── EXERCISE MATERIAL ──
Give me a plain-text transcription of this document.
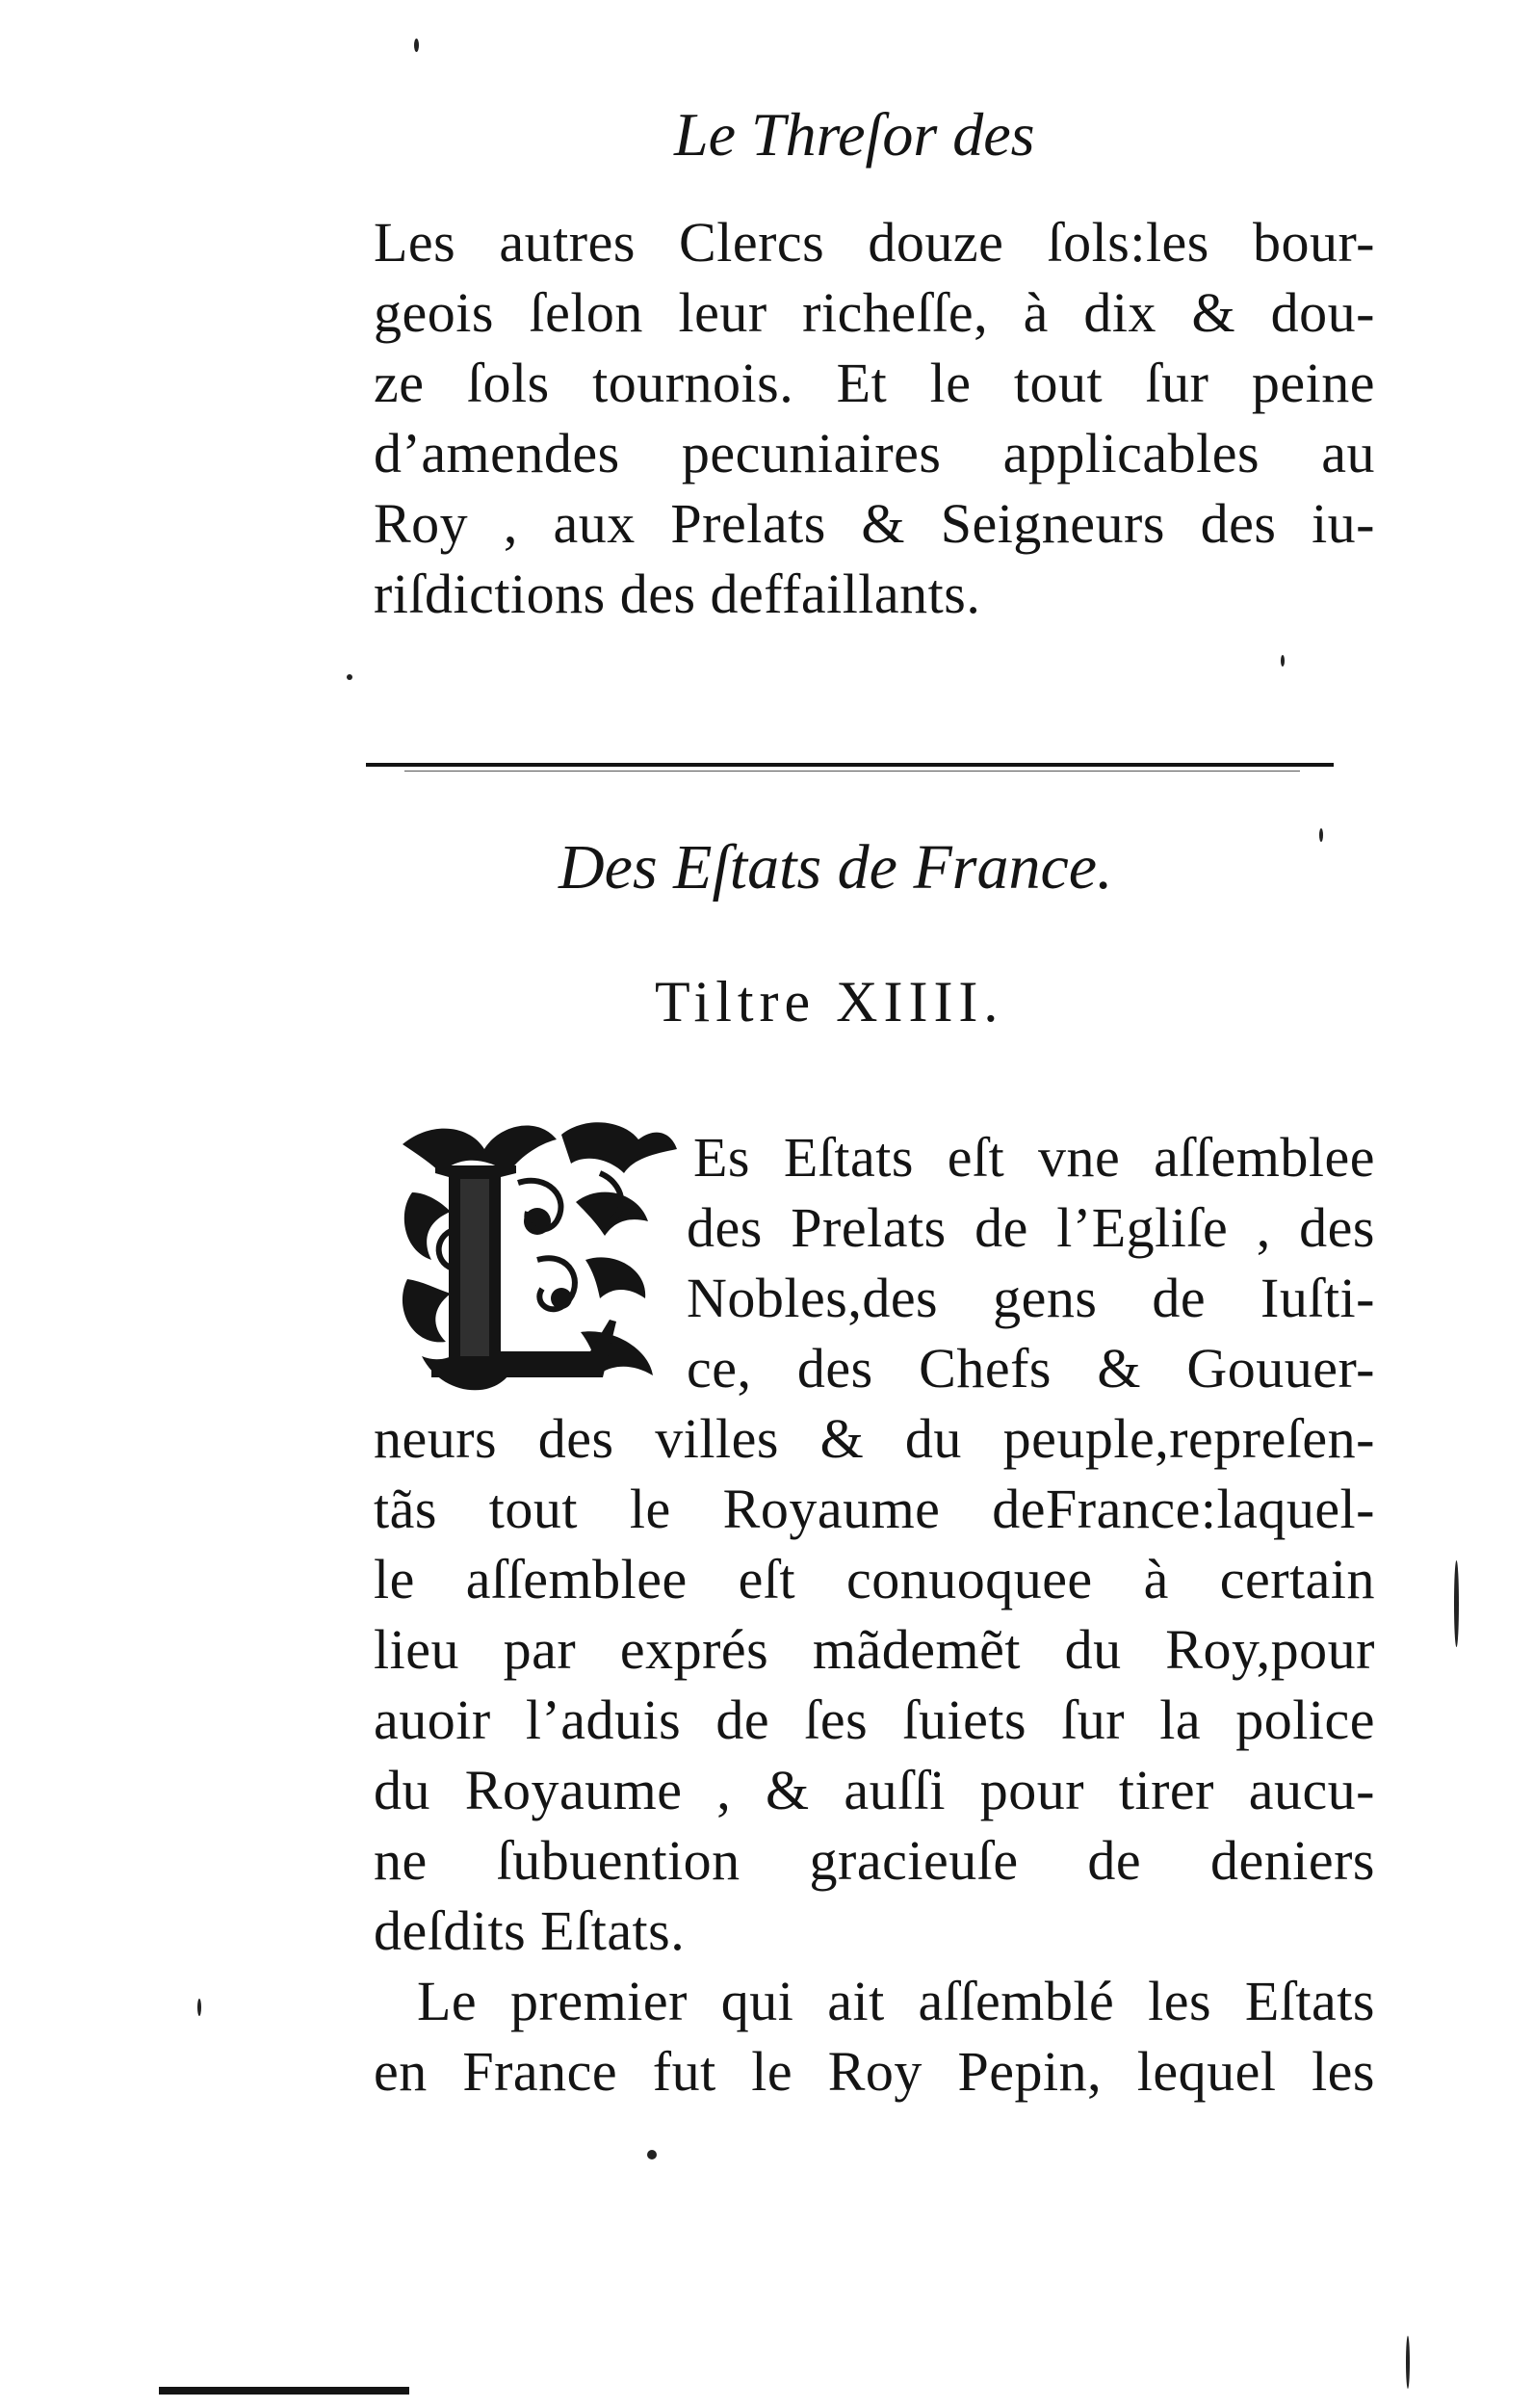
Le Threſor des
Les autres Clercs douze ſols:les bour-
geois ſelon leur richeſſe, à dix & dou-
ze ſols tournois. Et le tout ſur peine
d’amendes pecuniaires applicables au
Roy , aux Prelats & Seigneurs des iu-
riſdictions des deffaillants.
Des Eſtats de France.
Tiltre XIIII.
Es Eſtats eſt vne aſſemblee
des Prelats de l’Egliſe , des
Nobles,des gens de Iuſti-
ce, des Chefs & Gouuer-
neurs des villes & du peuple,repreſen-
tãs tout le Royaume deFrance:laquel-
le aſſemblee eſt conuoquee à certain
lieu par exprés mãdemẽt du Roy,pour
auoir l’aduis de ſes ſuiets ſur la police
du Royaume , & auſſi pour tirer aucu-
ne ſubuention gracieuſe de deniers
deſdits Eſtats.
Le premier qui ait aſſemblé les Eſtats
en France fut le Roy Pepin, lequel les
───
**DIRECTIONS**
Filter the listing above by the word "aſſemblee"; copy each line that passes.

**EXERCISE RESPONSE**
Es Eſtats eſt vne aſſemblee
le aſſemblee eſt conuoquee à certain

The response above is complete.